-- Begin --
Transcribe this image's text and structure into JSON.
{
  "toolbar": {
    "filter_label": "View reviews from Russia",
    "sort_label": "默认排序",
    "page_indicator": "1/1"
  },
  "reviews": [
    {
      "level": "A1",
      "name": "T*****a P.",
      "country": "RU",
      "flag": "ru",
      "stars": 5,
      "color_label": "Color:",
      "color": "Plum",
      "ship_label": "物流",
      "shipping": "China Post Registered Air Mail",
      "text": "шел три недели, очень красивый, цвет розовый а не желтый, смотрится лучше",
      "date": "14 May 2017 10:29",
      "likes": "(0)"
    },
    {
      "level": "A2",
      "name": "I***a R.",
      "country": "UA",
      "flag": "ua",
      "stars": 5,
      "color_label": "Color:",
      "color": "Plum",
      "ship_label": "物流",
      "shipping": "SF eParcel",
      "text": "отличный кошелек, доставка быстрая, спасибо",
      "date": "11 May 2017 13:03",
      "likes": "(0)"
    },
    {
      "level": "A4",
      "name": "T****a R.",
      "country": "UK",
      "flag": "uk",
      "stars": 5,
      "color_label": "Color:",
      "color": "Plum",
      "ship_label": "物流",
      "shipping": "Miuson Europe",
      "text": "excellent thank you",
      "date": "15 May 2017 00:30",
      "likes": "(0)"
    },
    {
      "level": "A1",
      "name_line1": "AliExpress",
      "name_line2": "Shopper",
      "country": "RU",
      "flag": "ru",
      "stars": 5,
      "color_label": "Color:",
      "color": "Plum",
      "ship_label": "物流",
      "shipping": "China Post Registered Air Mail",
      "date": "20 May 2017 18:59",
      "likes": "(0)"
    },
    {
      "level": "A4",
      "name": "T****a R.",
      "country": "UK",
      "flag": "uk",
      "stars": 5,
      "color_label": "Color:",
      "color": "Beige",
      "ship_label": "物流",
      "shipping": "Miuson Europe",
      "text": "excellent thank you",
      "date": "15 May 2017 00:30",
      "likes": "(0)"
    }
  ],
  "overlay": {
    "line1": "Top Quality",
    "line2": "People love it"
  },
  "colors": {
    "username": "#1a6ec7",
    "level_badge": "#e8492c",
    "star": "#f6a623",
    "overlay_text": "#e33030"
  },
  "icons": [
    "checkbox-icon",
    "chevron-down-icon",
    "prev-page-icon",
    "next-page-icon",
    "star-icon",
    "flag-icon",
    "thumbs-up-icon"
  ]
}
-- End --
> _Exercise_
Go through the records and print each one exactly.

> _Written answer_
Transcribe this image's text and structure into JSON.
{
  "toolbar": {
    "filter_label": "View reviews from Russia",
    "sort_label": "默认排序",
    "page_indicator": "1/1"
  },
  "reviews": [
    {
      "level": "A1",
      "name": "T*****a P.",
      "country": "RU",
      "flag": "ru",
      "stars": 5,
      "color_label": "Color:",
      "color": "Plum",
      "ship_label": "物流",
      "shipping": "China Post Registered Air Mail",
      "text": "шел три недели, очень красивый, цвет розовый а не желтый, смотрится лучше",
      "date": "14 May 2017 10:29",
      "likes": "(0)"
    },
    {
      "level": "A2",
      "name": "I***a R.",
      "country": "UA",
      "flag": "ua",
      "stars": 5,
      "color_label": "Color:",
      "color": "Plum",
      "ship_label": "物流",
      "shipping": "SF eParcel",
      "text": "отличный кошелек, доставка быстрая, спасибо",
      "date": "11 May 2017 13:03",
      "likes": "(0)"
    },
    {
      "level": "A4",
      "name": "T****a R.",
      "country": "UK",
      "flag": "uk",
      "stars": 5,
      "color_label": "Color:",
      "color": "Plum",
      "ship_label": "物流",
      "shipping": "Miuson Europe",
      "text": "excellent thank you",
      "date": "15 May 2017 00:30",
      "likes": "(0)"
    },
    {
      "level": "A1",
      "name_line1": "AliExpress",
      "name_line2": "Shopper",
      "country": "RU",
      "flag": "ru",
      "stars": 5,
      "color_label": "Color:",
      "color": "Plum",
      "ship_label": "物流",
      "shipping": "China Post Registered Air Mail",
      "date": "20 May 2017 18:59",
      "likes": "(0)"
    },
    {
      "level": "A4",
      "name": "T****a R.",
      "country": "UK",
      "flag": "uk",
      "stars": 5,
      "color_label": "Color:",
      "color": "Beige",
      "ship_label": "物流",
      "shipping": "Miuson Europe",
      "text": "excellent thank you",
      "date": "15 May 2017 00:30",
      "likes": "(0)"
    }
  ],
  "overlay": {
    "line1": "Top Quality",
    "line2": "People love it"
  },
  "colors": {
    "username": "#1a6ec7",
    "level_badge": "#e8492c",
    "star": "#f6a623",
    "overlay_text": "#e33030"
  },
  "icons": [
    "checkbox-icon",
    "chevron-down-icon",
    "prev-page-icon",
    "next-page-icon",
    "star-icon",
    "flag-icon",
    "thumbs-up-icon"
  ]
}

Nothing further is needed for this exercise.